▶ **YOUR GOAL**
The records that follow need to be output exactly as they are.

═══ DATA SUPPLIED

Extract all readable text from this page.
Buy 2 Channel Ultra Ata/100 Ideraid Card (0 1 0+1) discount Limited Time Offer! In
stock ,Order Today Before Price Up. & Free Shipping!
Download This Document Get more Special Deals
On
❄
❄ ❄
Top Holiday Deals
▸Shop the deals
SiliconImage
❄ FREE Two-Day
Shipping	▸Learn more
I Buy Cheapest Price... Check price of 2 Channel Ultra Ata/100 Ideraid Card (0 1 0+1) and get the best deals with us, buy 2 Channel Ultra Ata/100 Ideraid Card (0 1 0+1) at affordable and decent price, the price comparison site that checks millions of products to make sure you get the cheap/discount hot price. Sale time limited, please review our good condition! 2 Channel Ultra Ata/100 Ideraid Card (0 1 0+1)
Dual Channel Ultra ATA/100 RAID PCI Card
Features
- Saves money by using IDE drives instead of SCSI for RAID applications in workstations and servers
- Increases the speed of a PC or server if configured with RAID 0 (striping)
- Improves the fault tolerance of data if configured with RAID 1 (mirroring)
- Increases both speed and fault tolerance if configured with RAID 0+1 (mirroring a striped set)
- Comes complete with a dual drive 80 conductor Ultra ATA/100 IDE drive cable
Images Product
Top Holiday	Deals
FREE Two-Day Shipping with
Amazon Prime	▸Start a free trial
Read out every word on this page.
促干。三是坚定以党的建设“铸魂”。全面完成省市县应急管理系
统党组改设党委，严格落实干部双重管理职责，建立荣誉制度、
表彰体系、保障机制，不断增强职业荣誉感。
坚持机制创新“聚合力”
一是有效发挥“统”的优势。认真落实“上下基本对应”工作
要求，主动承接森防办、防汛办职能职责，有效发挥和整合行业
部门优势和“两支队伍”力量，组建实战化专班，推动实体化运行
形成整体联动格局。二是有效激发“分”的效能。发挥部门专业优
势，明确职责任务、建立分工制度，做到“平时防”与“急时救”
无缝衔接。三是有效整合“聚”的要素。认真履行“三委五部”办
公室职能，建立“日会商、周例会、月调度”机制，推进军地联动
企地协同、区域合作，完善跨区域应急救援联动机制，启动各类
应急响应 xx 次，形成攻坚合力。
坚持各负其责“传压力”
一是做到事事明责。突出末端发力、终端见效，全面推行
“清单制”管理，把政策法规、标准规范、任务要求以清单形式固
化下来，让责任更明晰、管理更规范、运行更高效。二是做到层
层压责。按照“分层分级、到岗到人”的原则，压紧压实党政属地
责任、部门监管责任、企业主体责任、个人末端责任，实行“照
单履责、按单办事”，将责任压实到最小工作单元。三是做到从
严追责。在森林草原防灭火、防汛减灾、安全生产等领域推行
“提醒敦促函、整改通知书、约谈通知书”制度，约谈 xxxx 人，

══════

▶ **WORKED ANSWER**
Extract all readable text from this page.
Buy 2 Channel Ultra Ata/100 Ideraid Card (0 1 0+1) discount Limited Time Offer! In
stock ,Order Today Before Price Up. & Free Shipping!
Download This Document Get more Special Deals
On
❄
❄ ❄
Top Holiday Deals
▸Shop the deals
SiliconImage
❄ FREE Two-Day
Shipping	▸Learn more
I Buy Cheapest Price... Check price of 2 Channel Ultra Ata/100 Ideraid Card (0 1 0+1) and get the best deals with us, buy 2 Channel Ultra Ata/100 Ideraid Card (0 1 0+1) at affordable and decent price, the price comparison site that checks millions of products to make sure you get the cheap/discount hot price. Sale time limited, please review our good condition! 2 Channel Ultra Ata/100 Ideraid Card (0 1 0+1)
Dual Channel Ultra ATA/100 RAID PCI Card
Features
- Saves money by using IDE drives instead of SCSI for RAID applications in workstations and servers
- Increases the speed of a PC or server if configured with RAID 0 (striping)
- Improves the fault tolerance of data if configured with RAID 1 (mirroring)
- Increases both speed and fault tolerance if configured with RAID 0+1 (mirroring a striped set)
- Comes complete with a dual drive 80 conductor Ultra ATA/100 IDE drive cable
Images Product
Top Holiday	Deals
FREE Two-Day Shipping with
Amazon Prime	▸Start a free trial
Read out every word on this page.
促干。三是坚定以党的建设“铸魂”。全面完成省市县应急管理系
统党组改设党委，严格落实干部双重管理职责，建立荣誉制度、
表彰体系、保障机制，不断增强职业荣誉感。
坚持机制创新“聚合力”
一是有效发挥“统”的优势。认真落实“上下基本对应”工作
要求，主动承接森防办、防汛办职能职责，有效发挥和整合行业
部门优势和“两支队伍”力量，组建实战化专班，推动实体化运行
形成整体联动格局。二是有效激发“分”的效能。发挥部门专业优
势，明确职责任务、建立分工制度，做到“平时防”与“急时救”
无缝衔接。三是有效整合“聚”的要素。认真履行“三委五部”办
公室职能，建立“日会商、周例会、月调度”机制，推进军地联动
企地协同、区域合作，完善跨区域应急救援联动机制，启动各类
应急响应 xx 次，形成攻坚合力。
坚持各负其责“传压力”
一是做到事事明责。突出末端发力、终端见效，全面推行
“清单制”管理，把政策法规、标准规范、任务要求以清单形式固
化下来，让责任更明晰、管理更规范、运行更高效。二是做到层
层压责。按照“分层分级、到岗到人”的原则，压紧压实党政属地
责任、部门监管责任、企业主体责任、个人末端责任，实行“照
单履责、按单办事”，将责任压实到最小工作单元。三是做到从
严追责。在森林草原防灭火、防汛减灾、安全生产等领域推行
“提醒敦促函、整改通知书、约谈通知书”制度，约谈 xxxx 人，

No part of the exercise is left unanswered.